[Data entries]
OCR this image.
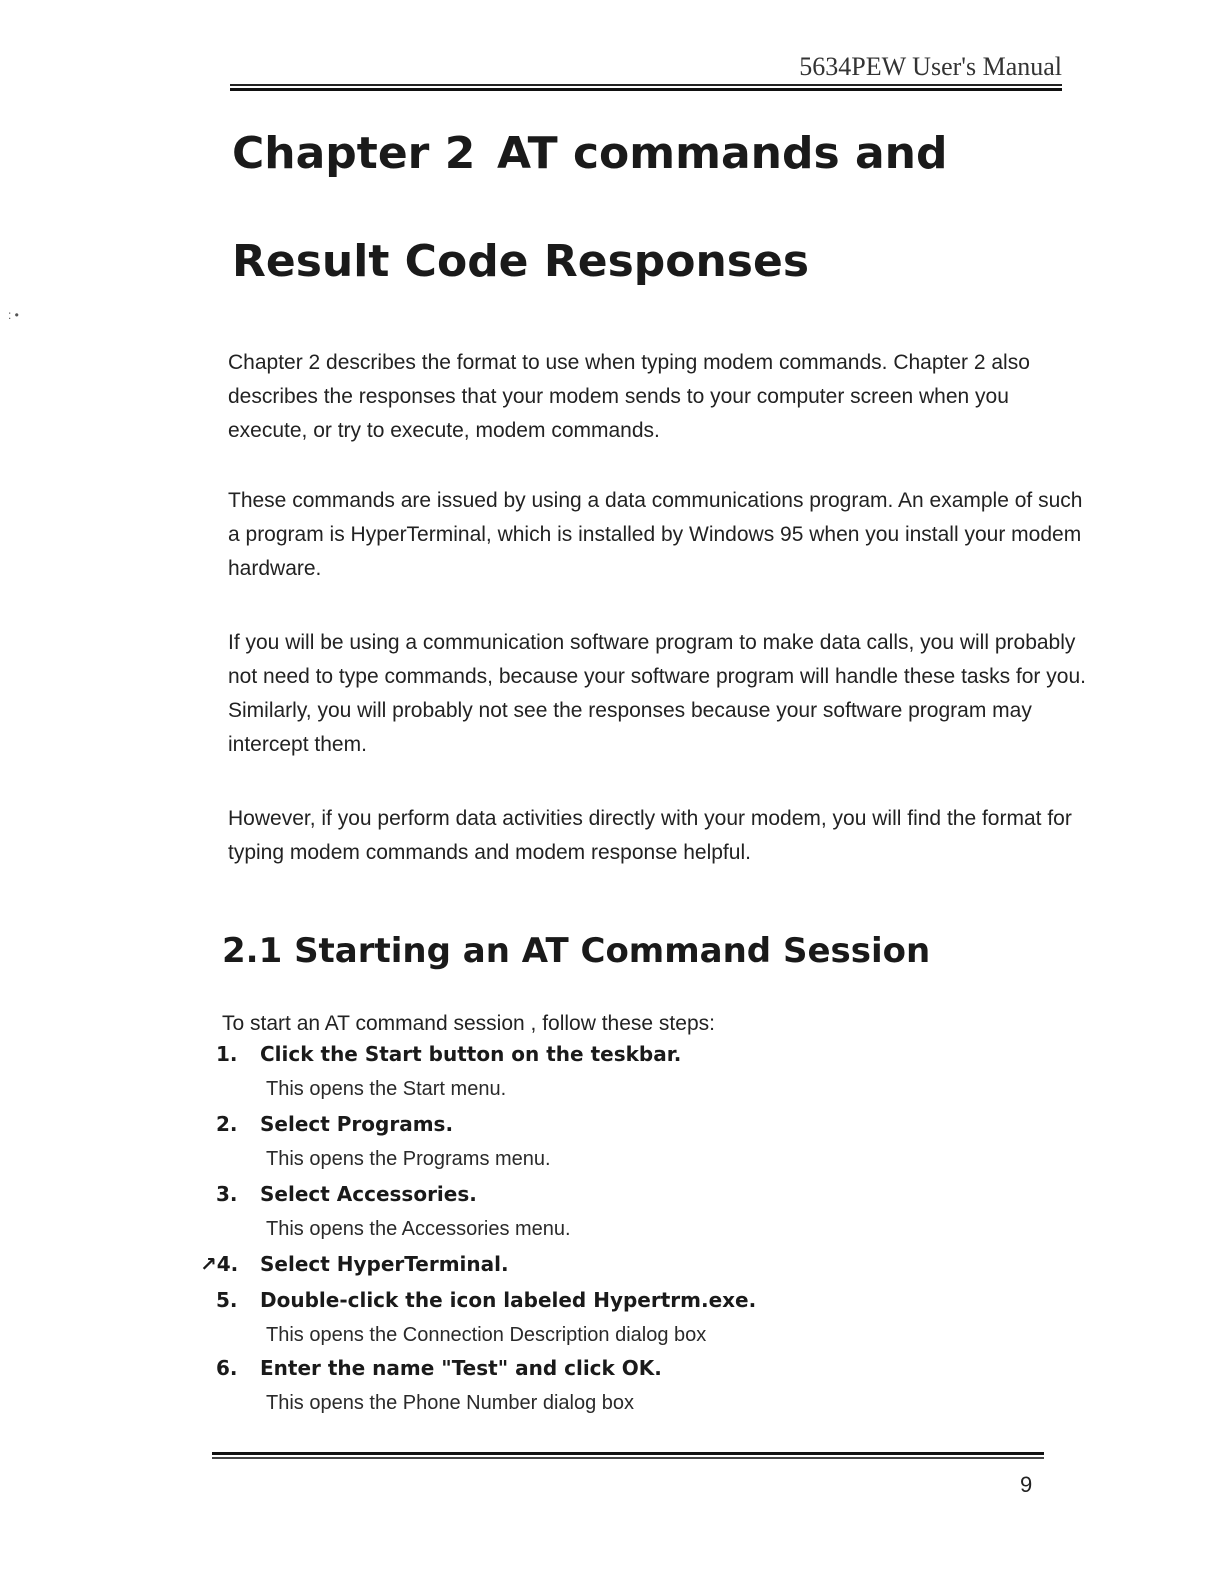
5634PEW User's Manual
Chapter 2 AT commands and
Result Code Responses
: •

Chapter 2 describes the format to use when typing modem commands. Chapter 2 also describes the responses that your modem sends to your computer screen when you execute, or try to execute, modem commands.

These commands are issued by using a data communications program. An example of such a program is HyperTerminal, which is installed by Windows 95 when you install your modem hardware.

If you will be using a communication software program to make data calls, you will probably not need to type commands, because your software program will handle these tasks for you. Similarly, you will probably not see the responses because your software program may intercept them.

However, if you perform data activities directly with your modem, you will find the format for typing modem commands and modem response helpful.

2.1 Starting an AT Command Session

To start an AT command session , follow these steps:

1. Click the Start button on the teskbar.
This opens the Start menu.
2. Select Programs.
This opens the Programs menu.
3. Select Accessories.
This opens the Accessories menu.
↗4. Select HyperTerminal.
5. Double-click the icon labeled Hypertrm.exe.
This opens the Connection Description dialog box
6. Enter the name "Test" and click OK.
This opens the Phone Number dialog box
9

### Given request
The word "dialog" may turn up on some lines of these records; say how many, with no other words.

### Result of this task
2